■ **PROMPT**:
Copy out all lines carrying the word "Design".

■ **MATERIAL TO PROCESS**:
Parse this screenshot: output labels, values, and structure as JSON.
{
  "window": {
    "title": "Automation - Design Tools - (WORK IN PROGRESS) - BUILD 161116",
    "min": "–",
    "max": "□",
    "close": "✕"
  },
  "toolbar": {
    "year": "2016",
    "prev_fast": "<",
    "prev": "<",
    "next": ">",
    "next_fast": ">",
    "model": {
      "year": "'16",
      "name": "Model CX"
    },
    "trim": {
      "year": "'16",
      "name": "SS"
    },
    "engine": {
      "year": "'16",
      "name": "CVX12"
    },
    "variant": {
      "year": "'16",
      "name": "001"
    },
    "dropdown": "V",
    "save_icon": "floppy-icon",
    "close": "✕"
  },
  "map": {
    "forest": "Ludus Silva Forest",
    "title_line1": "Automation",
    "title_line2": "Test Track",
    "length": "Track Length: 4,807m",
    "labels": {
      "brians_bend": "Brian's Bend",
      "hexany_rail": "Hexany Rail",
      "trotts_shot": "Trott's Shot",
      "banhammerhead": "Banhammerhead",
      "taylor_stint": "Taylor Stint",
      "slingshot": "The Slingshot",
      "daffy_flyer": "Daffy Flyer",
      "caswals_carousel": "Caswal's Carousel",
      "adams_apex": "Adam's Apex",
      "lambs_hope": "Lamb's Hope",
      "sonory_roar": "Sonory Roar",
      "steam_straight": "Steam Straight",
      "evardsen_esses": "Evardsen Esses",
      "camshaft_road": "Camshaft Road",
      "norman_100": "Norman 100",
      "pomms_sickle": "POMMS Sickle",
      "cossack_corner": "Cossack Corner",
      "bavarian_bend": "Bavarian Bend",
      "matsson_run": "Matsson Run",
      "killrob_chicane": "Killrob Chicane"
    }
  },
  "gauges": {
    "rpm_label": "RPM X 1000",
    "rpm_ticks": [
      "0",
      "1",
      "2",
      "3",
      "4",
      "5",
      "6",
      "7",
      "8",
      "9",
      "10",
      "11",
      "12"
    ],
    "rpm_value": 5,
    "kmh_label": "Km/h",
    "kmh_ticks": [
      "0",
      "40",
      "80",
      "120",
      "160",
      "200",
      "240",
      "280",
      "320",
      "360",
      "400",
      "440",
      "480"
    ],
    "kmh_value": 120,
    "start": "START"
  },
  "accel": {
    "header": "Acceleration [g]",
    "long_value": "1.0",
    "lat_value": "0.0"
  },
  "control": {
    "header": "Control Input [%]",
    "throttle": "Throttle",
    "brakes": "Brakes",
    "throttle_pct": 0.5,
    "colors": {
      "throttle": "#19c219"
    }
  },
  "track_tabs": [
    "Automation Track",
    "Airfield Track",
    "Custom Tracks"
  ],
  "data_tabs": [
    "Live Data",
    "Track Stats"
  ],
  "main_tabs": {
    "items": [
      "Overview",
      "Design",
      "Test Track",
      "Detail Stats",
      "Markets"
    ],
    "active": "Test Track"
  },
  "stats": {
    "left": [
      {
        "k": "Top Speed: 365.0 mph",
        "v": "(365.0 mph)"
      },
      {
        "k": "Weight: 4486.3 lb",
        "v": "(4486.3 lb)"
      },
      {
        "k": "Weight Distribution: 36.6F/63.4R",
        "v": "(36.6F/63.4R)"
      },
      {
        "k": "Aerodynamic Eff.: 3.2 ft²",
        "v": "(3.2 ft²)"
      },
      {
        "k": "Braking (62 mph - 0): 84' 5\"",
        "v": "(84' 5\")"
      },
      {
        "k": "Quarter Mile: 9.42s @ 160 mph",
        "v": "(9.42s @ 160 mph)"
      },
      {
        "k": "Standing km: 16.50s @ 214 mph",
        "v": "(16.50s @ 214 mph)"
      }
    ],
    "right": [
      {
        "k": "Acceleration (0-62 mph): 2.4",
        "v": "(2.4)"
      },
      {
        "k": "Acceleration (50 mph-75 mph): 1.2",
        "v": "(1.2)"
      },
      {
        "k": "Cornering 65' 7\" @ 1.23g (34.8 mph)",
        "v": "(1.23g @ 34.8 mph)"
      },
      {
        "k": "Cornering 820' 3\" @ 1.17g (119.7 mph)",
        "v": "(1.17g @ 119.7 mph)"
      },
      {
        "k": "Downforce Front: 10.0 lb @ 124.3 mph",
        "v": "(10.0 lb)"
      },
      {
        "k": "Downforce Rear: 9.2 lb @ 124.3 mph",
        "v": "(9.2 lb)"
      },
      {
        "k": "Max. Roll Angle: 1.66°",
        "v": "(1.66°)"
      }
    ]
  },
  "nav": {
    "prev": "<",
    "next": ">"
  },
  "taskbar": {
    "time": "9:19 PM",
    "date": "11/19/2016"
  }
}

■ **EXPECTED ANSWER**:
    "title": "Automation - Design Tools - (WORK IN PROGRESS) - BUILD 161116",
      "Design",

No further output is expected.